DATASET ENTRIES:

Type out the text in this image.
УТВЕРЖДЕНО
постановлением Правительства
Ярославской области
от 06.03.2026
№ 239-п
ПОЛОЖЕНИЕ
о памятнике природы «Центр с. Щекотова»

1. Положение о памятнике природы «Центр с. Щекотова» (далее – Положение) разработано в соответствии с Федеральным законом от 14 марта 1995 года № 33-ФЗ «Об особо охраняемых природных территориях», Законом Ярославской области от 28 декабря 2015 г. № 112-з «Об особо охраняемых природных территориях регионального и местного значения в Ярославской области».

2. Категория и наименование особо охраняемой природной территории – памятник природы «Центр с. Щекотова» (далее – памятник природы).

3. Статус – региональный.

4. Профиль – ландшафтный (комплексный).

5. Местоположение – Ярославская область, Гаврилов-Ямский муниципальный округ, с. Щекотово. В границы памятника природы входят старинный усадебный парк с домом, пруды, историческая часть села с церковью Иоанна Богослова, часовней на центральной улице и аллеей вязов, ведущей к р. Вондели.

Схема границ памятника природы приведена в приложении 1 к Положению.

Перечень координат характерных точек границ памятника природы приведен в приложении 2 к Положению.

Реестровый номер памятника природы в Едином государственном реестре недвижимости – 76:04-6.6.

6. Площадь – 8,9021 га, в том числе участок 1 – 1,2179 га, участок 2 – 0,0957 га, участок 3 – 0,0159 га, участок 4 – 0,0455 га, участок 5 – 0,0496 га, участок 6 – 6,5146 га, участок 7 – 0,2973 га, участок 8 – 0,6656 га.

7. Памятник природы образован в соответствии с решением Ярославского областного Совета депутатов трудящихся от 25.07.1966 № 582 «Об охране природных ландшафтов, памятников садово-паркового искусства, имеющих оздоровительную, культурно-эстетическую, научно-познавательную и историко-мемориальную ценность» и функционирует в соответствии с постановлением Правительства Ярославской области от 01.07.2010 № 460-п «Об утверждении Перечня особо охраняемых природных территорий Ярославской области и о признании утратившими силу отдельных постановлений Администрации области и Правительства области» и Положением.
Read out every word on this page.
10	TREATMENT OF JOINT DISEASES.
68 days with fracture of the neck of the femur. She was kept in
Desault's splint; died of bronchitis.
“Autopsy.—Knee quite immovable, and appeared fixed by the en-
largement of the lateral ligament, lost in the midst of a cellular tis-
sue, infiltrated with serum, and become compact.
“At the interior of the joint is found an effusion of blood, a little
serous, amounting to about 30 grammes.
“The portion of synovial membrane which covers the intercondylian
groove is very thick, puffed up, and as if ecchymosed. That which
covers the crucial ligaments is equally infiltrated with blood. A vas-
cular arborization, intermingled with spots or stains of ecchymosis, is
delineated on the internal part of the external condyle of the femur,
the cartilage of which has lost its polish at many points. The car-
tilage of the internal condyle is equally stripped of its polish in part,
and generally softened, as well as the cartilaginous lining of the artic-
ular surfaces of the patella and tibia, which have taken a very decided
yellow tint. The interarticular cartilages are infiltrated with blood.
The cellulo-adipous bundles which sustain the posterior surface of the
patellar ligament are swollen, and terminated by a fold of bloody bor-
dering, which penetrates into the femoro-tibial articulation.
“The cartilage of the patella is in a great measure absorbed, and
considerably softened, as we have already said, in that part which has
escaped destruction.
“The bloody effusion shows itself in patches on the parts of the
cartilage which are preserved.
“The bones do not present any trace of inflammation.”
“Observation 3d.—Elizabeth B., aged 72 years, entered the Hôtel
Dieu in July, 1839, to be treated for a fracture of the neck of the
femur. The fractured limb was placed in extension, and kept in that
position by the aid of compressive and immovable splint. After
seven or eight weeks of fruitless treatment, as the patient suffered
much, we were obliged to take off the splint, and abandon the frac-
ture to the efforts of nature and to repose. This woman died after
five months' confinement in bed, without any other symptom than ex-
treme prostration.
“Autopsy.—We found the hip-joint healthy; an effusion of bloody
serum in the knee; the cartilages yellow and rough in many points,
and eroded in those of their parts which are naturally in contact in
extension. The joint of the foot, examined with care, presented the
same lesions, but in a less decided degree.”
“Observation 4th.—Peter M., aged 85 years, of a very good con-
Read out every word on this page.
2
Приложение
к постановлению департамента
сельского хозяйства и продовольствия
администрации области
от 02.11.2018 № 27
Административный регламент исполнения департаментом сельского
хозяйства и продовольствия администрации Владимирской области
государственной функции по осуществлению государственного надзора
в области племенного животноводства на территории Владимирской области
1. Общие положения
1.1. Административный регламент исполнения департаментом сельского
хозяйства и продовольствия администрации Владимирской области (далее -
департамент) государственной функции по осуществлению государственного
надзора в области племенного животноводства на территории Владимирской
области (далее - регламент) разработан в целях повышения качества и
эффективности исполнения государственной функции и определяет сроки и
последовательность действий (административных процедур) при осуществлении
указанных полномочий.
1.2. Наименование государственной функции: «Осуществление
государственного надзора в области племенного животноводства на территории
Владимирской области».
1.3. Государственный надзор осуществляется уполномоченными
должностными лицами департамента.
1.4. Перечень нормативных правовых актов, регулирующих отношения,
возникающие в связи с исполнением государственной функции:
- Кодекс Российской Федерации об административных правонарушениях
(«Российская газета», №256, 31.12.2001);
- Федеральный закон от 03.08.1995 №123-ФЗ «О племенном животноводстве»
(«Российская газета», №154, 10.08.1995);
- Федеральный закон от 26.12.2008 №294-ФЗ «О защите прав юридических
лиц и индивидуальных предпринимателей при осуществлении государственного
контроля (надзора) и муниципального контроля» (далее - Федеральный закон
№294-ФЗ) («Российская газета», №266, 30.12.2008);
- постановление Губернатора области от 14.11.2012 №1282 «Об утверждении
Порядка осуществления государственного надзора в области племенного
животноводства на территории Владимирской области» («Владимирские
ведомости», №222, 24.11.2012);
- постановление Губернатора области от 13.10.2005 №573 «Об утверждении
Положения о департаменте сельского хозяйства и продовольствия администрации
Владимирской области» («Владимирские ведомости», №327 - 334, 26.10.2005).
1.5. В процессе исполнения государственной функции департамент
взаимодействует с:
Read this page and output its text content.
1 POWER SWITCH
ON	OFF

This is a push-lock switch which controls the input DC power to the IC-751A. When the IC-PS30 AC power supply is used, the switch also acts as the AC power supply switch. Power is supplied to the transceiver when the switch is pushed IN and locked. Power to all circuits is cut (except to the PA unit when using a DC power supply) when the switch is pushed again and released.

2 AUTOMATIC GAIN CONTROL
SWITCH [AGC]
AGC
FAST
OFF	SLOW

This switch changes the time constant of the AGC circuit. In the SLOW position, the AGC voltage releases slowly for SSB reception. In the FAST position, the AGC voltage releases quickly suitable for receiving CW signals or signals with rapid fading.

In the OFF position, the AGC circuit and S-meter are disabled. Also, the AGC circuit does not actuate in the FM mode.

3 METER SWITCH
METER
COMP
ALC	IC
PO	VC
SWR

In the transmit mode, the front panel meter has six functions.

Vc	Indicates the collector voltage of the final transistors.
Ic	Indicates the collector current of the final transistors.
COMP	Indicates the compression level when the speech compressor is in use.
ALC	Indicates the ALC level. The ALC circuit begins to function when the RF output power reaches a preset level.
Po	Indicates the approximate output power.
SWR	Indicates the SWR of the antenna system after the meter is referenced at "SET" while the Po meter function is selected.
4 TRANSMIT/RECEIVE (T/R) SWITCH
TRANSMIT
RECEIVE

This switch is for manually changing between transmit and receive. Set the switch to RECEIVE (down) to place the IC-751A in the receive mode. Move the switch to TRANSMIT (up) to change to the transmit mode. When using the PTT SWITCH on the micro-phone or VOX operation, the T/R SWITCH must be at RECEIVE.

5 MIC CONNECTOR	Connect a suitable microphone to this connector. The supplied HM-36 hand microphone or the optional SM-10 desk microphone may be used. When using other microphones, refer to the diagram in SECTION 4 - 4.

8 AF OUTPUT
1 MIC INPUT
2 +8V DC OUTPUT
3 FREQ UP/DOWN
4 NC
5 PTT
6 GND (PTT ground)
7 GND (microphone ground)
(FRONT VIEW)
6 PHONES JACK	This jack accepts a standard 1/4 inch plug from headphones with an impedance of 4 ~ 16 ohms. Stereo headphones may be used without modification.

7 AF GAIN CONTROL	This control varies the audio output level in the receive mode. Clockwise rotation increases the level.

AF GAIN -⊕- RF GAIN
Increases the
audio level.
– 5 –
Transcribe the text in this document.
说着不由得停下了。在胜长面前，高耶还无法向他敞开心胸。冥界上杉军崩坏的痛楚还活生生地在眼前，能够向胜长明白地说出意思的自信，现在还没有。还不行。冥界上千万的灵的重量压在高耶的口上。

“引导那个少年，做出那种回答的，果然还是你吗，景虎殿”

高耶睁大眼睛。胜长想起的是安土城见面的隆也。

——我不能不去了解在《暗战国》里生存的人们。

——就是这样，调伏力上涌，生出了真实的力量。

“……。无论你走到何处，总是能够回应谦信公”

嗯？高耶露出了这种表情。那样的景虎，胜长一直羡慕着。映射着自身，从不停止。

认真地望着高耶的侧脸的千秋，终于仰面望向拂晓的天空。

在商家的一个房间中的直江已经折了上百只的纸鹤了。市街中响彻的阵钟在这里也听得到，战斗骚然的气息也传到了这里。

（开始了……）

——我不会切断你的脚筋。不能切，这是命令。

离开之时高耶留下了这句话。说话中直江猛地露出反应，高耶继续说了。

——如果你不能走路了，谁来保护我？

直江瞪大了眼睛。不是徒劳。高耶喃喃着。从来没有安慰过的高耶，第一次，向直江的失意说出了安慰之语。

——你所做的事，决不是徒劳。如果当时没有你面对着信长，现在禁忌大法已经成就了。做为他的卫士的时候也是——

WORK TO COMPLETE:
Copy exactly, and only, the lines from the one containing "Transcribe the text in this document." through the last line of the listing.

ANSWER FOR THIS EXERCISE:
Transcribe the text in this document.
说着不由得停下了。在胜长面前，高耶还无法向他敞开心胸。冥界上杉军崩坏的痛楚还活生生地在眼前，能够向胜长明白地说出意思的自信，现在还没有。还不行。冥界上千万的灵的重量压在高耶的口上。

“引导那个少年，做出那种回答的，果然还是你吗，景虎殿”

高耶睁大眼睛。胜长想起的是安土城见面的隆也。

——我不能不去了解在《暗战国》里生存的人们。

——就是这样，调伏力上涌，生出了真实的力量。

“……。无论你走到何处，总是能够回应谦信公”

嗯？高耶露出了这种表情。那样的景虎，胜长一直羡慕着。映射着自身，从不停止。

认真地望着高耶的侧脸的千秋，终于仰面望向拂晓的天空。

在商家的一个房间中的直江已经折了上百只的纸鹤了。市街中响彻的阵钟在这里也听得到，战斗骚然的气息也传到了这里。

（开始了……）

——我不会切断你的脚筋。不能切，这是命令。

离开之时高耶留下了这句话。说话中直江猛地露出反应，高耶继续说了。

——如果你不能走路了，谁来保护我？

直江瞪大了眼睛。不是徒劳。高耶喃喃着。从来没有安慰过的高耶，第一次，向直江的失意说出了安慰之语。

——你所做的事，决不是徒劳。如果当时没有你面对着信长，现在禁忌大法已经成就了。做为他的卫士的时候也是——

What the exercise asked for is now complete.